**What is being asked**
Work out how many lines of the material below mention the word "érték"; reply with the number only.

**Data excerpts**
══════════

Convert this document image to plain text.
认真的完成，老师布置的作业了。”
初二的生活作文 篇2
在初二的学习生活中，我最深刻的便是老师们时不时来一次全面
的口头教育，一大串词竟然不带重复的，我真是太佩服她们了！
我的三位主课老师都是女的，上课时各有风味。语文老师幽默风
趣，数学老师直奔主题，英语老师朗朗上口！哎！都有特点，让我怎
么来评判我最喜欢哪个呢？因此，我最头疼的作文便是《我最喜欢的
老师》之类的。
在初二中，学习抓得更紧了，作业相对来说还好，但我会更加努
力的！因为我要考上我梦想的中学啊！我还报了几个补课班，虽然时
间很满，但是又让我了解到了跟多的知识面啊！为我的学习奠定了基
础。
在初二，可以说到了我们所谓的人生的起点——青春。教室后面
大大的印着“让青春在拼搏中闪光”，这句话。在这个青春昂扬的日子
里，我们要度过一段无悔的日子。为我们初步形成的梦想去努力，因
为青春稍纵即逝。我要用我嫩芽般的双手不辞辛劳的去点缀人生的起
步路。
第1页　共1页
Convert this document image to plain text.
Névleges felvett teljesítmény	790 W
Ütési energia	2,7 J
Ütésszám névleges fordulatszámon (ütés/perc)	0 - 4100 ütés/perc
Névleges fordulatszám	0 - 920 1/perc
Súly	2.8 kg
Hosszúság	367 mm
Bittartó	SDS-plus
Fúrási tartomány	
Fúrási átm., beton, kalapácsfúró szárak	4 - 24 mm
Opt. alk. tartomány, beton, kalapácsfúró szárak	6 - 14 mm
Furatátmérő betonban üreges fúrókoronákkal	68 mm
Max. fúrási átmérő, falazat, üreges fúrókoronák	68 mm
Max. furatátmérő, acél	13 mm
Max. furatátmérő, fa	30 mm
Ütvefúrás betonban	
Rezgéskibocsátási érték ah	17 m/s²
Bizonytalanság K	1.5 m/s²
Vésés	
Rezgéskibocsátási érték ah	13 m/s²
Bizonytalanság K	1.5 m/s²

══════════

**Solution to this exercise**
2